Written instruction: Copy every listing below, changing "interactable" to "clickable" wherever it appears and leaving everything else unchanged.

Data lines:
______________________________
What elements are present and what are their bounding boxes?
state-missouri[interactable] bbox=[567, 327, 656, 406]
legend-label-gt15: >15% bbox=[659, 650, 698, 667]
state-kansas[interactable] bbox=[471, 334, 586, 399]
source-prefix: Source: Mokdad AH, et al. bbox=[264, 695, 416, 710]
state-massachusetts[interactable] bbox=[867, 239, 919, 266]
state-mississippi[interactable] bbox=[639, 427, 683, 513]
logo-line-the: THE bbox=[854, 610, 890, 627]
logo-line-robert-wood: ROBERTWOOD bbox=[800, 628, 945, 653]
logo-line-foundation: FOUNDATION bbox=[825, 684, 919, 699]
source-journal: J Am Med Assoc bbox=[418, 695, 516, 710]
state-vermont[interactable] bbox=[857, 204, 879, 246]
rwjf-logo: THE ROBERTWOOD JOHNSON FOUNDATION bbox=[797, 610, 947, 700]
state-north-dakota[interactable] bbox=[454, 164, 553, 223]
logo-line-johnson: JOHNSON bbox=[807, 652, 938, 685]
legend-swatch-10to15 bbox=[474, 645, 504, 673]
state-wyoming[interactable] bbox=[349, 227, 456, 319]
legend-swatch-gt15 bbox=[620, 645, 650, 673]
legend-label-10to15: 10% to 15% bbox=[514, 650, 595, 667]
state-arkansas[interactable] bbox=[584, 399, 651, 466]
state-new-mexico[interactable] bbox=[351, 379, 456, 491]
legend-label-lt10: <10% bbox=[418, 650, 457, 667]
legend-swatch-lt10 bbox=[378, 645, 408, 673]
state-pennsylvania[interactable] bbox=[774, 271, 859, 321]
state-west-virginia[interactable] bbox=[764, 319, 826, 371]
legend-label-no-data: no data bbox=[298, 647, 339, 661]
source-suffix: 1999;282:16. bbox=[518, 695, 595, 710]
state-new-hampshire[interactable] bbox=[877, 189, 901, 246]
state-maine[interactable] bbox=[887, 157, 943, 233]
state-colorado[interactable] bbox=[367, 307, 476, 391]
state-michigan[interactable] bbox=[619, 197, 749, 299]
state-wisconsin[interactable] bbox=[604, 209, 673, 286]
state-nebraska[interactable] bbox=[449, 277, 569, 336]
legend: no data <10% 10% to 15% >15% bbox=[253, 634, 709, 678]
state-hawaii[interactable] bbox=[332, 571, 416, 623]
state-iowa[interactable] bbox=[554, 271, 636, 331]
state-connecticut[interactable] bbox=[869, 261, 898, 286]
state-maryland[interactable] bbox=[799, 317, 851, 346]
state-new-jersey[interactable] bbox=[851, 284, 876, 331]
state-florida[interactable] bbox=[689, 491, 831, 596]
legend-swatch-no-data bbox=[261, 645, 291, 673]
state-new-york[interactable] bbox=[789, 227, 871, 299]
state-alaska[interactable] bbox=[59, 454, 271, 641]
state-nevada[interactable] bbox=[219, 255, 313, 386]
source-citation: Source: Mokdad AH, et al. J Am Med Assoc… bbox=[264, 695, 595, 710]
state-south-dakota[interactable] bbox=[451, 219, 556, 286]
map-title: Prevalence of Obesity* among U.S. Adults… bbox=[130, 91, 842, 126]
______________________________
Final answer:
What elements are present and what are their bounding boxes?
state-missouri[clickable] bbox=[567, 327, 656, 406]
legend-label-gt15: >15% bbox=[659, 650, 698, 667]
state-kansas[clickable] bbox=[471, 334, 586, 399]
source-prefix: Source: Mokdad AH, et al. bbox=[264, 695, 416, 710]
state-massachusetts[clickable] bbox=[867, 239, 919, 266]
state-mississippi[clickable] bbox=[639, 427, 683, 513]
logo-line-the: THE bbox=[854, 610, 890, 627]
logo-line-robert-wood: ROBERTWOOD bbox=[800, 628, 945, 653]
logo-line-foundation: FOUNDATION bbox=[825, 684, 919, 699]
source-journal: J Am Med Assoc bbox=[418, 695, 516, 710]
state-vermont[clickable] bbox=[857, 204, 879, 246]
rwjf-logo: THE ROBERTWOOD JOHNSON FOUNDATION bbox=[797, 610, 947, 700]
state-north-dakota[clickable] bbox=[454, 164, 553, 223]
logo-line-johnson: JOHNSON bbox=[807, 652, 938, 685]
legend-swatch-10to15 bbox=[474, 645, 504, 673]
state-wyoming[clickable] bbox=[349, 227, 456, 319]
legend-swatch-gt15 bbox=[620, 645, 650, 673]
legend-label-10to15: 10% to 15% bbox=[514, 650, 595, 667]
state-arkansas[clickable] bbox=[584, 399, 651, 466]
state-new-mexico[clickable] bbox=[351, 379, 456, 491]
legend-label-lt10: <10% bbox=[418, 650, 457, 667]
legend-swatch-lt10 bbox=[378, 645, 408, 673]
state-pennsylvania[clickable] bbox=[774, 271, 859, 321]
state-west-virginia[clickable] bbox=[764, 319, 826, 371]
legend-label-no-data: no data bbox=[298, 647, 339, 661]
source-suffix: 1999;282:16. bbox=[518, 695, 595, 710]
state-new-hampshire[clickable] bbox=[877, 189, 901, 246]
state-maine[clickable] bbox=[887, 157, 943, 233]
state-colorado[clickable] bbox=[367, 307, 476, 391]
state-michigan[clickable] bbox=[619, 197, 749, 299]
state-wisconsin[clickable] bbox=[604, 209, 673, 286]
state-nebraska[clickable] bbox=[449, 277, 569, 336]
legend: no data <10% 10% to 15% >15% bbox=[253, 634, 709, 678]
state-hawaii[clickable] bbox=[332, 571, 416, 623]
state-iowa[clickable] bbox=[554, 271, 636, 331]
state-connecticut[clickable] bbox=[869, 261, 898, 286]
state-maryland[clickable] bbox=[799, 317, 851, 346]
state-new-jersey[clickable] bbox=[851, 284, 876, 331]
state-florida[clickable] bbox=[689, 491, 831, 596]
legend-swatch-no-data bbox=[261, 645, 291, 673]
state-new-york[clickable] bbox=[789, 227, 871, 299]
state-alaska[clickable] bbox=[59, 454, 271, 641]
state-nevada[clickable] bbox=[219, 255, 313, 386]
source-citation: Source: Mokdad AH, et al. J Am Med Assoc… bbox=[264, 695, 595, 710]
state-south-dakota[clickable] bbox=[451, 219, 556, 286]
map-title: Prevalence of Obesity* among U.S. Adults… bbox=[130, 91, 842, 126]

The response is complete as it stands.